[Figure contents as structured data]
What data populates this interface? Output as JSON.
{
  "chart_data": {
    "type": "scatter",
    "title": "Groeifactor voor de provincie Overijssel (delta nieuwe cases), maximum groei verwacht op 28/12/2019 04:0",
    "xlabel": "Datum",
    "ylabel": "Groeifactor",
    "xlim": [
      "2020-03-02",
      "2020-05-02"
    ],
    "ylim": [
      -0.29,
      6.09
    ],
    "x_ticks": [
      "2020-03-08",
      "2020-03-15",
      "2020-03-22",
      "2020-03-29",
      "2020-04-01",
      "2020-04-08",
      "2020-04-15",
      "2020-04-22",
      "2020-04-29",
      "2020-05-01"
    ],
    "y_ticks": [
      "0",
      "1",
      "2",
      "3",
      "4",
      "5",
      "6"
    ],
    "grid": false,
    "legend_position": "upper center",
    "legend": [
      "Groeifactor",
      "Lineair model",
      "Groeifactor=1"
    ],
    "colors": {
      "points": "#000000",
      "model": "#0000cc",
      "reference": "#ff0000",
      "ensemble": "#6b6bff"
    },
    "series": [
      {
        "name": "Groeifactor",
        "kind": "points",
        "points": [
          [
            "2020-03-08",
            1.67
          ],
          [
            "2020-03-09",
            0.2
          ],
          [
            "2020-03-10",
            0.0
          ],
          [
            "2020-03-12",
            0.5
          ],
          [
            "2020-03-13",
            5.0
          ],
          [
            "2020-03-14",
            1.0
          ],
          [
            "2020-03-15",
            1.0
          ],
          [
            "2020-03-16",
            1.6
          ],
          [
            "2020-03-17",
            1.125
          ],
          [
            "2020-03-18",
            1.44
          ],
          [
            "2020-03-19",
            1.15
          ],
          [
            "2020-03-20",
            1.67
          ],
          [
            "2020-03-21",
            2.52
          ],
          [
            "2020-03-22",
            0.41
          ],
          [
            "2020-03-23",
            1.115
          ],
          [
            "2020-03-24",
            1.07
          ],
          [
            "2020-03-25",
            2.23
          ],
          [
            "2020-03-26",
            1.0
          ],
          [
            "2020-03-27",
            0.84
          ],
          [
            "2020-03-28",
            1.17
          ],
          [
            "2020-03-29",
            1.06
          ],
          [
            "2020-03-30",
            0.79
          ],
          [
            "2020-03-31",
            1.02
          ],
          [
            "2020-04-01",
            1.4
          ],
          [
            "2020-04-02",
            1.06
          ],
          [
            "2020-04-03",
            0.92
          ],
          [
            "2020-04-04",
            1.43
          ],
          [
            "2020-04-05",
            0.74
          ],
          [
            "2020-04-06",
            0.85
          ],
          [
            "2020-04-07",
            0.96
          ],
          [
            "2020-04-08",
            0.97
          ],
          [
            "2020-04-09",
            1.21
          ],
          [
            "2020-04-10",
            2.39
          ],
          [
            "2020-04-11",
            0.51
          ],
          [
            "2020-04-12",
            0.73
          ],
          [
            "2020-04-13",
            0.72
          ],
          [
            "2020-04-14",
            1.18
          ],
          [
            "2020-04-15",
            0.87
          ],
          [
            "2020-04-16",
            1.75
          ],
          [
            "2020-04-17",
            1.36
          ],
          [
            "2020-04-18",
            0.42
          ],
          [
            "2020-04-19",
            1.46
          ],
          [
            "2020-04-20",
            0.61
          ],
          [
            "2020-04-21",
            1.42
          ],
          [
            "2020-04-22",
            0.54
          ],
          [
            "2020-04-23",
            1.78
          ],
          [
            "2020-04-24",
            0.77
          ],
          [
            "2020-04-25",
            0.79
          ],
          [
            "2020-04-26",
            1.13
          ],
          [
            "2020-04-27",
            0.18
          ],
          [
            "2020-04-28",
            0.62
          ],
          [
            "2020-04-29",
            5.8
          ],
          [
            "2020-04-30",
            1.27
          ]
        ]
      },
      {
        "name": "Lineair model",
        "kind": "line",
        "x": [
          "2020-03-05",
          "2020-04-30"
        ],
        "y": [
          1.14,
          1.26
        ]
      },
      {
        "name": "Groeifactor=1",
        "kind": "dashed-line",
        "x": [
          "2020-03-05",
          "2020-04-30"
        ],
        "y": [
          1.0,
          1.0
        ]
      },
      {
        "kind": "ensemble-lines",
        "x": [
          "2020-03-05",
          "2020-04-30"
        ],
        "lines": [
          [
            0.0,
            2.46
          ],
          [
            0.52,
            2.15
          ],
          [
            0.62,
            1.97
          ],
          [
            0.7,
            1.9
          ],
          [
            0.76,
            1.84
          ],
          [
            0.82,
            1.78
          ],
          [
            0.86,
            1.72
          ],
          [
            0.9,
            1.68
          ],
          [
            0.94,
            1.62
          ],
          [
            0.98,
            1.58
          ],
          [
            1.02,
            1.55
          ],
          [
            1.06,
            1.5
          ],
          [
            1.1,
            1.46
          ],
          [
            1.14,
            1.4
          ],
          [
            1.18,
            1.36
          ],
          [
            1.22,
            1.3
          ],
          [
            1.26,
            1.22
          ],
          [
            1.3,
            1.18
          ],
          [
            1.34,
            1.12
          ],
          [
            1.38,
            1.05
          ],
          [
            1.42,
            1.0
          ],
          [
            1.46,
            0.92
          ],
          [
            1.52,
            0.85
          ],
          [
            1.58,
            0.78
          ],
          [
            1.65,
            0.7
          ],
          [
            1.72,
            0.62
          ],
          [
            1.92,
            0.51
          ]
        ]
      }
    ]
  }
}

EXERCISE GOAL –
Each line that holds the word "name" is to be copied.

FINAL RESULT –
        "name": "Groeifactor",
        "name": "Lineair model",
        "name": "Groeifactor=1",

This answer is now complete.